* _SOURCE TEXT_
— BEGIN —

Following up on last week’s column, entitled, “Help! I have a teen! Now what?!?” I would like to thank everyone for their well wishes and let you know that so far, I’m still standing.
In fact, I have already survived an ordeal I managed to put off for exactly 13 years of parenthood: Having a Kid Try Out for a Sport.
No one gave me a heads-up about how nerve-wracking this process would be. In all my years of schooling, I tried out for a sport one time. Once. Seventh-grade volleyball. I made it by the skin of my teeth because I was tall and could breathe. It was a fine experience, but I chose to devote the remainder of my school-age athletics career to sports and activities for which I did not have to make a “cut.”*
Fast-forward 25 years, and my soon-to-be seventh-grader has spent an entire summer counting down the days until volleyball tryouts. She has never played, not even in the YMCA league. But somewhere along the line, Bookworm got it in her head that she was going to be a volleyball player. I’m not sure why or how, only that after she announced she was going to try out, the craziest thing happened: Despite my strongest efforts to discourage my heart from wanting this for her, it became deeply invested.
As the days until her 13th birthday — also the first day of volleyball tryouts — waned into the single digits, I asked if she was getting excited to finally become a teenager.
“Yeah,” she responded thoughtfully, “but I’m more nervous about volleyball tryouts.”
So these were the stakes. Suddenly a new sport had cast a pall on cake, presents and major milestones. How did we get here, and what happened to my cake-loving 12-year-old who would rather just finish her chapter thank-you-very-much?
In the weeks leading up to tryouts, I did everything I could to ease any potential blow — told her a lot of the kids probably had some experience playing; reassured her that even if she didn’t make the team, there was always the recreational league; reminded her that, like a loyal friend, her already-beloved sport of figure skating will always be waiting for her.

— END —

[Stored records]

— BEGIN —

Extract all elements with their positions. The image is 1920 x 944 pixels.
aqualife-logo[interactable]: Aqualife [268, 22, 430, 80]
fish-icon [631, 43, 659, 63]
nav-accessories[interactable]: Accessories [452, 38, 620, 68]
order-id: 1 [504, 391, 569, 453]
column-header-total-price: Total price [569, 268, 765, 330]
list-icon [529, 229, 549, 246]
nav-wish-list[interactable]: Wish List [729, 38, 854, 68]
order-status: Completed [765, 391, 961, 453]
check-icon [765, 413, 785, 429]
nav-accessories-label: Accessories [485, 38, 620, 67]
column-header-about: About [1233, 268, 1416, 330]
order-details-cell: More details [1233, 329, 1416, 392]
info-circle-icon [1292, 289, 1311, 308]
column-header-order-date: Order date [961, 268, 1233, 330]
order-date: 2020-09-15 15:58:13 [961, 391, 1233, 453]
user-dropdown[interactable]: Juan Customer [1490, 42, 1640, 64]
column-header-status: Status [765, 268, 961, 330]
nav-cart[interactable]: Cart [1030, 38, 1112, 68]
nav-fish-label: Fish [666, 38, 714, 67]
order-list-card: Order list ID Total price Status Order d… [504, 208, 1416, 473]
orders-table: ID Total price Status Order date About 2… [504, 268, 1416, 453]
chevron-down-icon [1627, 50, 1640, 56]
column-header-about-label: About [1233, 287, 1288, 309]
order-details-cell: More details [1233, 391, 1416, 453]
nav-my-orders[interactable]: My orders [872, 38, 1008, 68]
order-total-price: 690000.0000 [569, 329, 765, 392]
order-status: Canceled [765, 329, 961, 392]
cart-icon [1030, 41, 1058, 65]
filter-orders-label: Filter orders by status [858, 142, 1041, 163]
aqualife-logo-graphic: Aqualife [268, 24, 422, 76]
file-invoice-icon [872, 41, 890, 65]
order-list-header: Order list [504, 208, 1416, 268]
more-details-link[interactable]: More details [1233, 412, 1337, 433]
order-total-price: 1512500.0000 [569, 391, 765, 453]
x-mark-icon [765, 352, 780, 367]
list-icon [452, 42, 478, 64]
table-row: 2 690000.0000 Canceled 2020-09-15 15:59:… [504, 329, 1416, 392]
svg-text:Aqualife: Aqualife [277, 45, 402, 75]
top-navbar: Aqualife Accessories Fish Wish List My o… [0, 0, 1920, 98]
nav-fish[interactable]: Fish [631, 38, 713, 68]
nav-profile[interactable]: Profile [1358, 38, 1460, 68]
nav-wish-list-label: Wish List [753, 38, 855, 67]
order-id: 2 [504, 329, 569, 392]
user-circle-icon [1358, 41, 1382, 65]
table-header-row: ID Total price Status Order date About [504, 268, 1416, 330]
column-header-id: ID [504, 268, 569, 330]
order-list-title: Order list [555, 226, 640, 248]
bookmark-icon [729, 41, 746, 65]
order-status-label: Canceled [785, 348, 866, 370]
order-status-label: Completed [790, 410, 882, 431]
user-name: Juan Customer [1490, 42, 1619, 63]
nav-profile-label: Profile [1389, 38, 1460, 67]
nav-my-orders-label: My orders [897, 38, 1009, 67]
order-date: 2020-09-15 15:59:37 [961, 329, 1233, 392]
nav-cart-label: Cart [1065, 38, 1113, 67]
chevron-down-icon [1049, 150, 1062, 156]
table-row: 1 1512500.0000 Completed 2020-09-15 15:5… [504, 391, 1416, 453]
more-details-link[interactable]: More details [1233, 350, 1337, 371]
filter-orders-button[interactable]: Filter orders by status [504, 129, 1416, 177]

— END —

* _WHAT YOU NEED TO DO_
1 - Write out the passage from the volleyball tryouts column word for word, beginning at "As the days" and ending after "waiting for her.".
2 - Lay out the listing as a Markdown table with the columns "Row" and "Entry," numbering each line and leaving out blank lines. Begin at the first line of the listing and stop after the line that contains "nav-cart[interactable]: Cart [1030, 38, 1112, 68]", including both of these lines and nothing beyond them.
The column and the listing were drawn from separate sources.

* _CORRECT ANSWERS_
1 -
As the days until her 13th birthday — also the first day of volleyball tryouts — waned into the single digits, I asked if she was getting excited to finally become a teenager.
“Yeah,” she responded thoughtfully, “but I’m more nervous about volleyball tryouts.”
So these were the stakes. Suddenly a new sport had cast a pall on cake, presents and major milestones. How did we get here, and what happened to my cake-loving 12-year-old who would rather just finish her chapter thank-you-very-much?
In the weeks leading up to tryouts, I did everything I could to ease any potential blow — told her a lot of the kids probably had some experience playing; reassured her that even if she didn’t make the team, there was always the recreational league; reminded her that, like a loyal friend, her already-beloved sport of figure skating will always be waiting for her.

2 -
| Row | Entry |
|---|---|
| 1 | Extract all elements with their positions. The image is 1920 x 944 pixels. |
| 2 | aqualife-logo[interactable]: Aqualife [268, 22, 430, 80] |
| 3 | fish-icon [631, 43, 659, 63] |
| 4 | nav-accessories[interactable]: Accessories [452, 38, 620, 68] |
| 5 | order-id: 1 [504, 391, 569, 453] |
| 6 | column-header-total-price: Total price [569, 268, 765, 330] |
| 7 | list-icon [529, 229, 549, 246] |
| 8 | nav-wish-list[interactable]: Wish List [729, 38, 854, 68] |
| 9 | order-status: Completed [765, 391, 961, 453] |
| 10 | check-icon [765, 413, 785, 429] |
| 11 | nav-accessories-label: Accessories [485, 38, 620, 67] |
| 12 | column-header-about: About [1233, 268, 1416, 330] |
| 13 | order-details-cell: More details [1233, 329, 1416, 392] |
| 14 | info-circle-icon [1292, 289, 1311, 308] |
| 15 | column-header-order-date: Order date [961, 268, 1233, 330] |
| 16 | order-date: 2020-09-15 15:58:13 [961, 391, 1233, 453] |
| 17 | user-dropdown[interactable]: Juan Customer [1490, 42, 1640, 64] |
| 18 | column-header-status: Status [765, 268, 961, 330] |
| 19 | nav-cart[interactable]: Cart [1030, 38, 1112, 68] |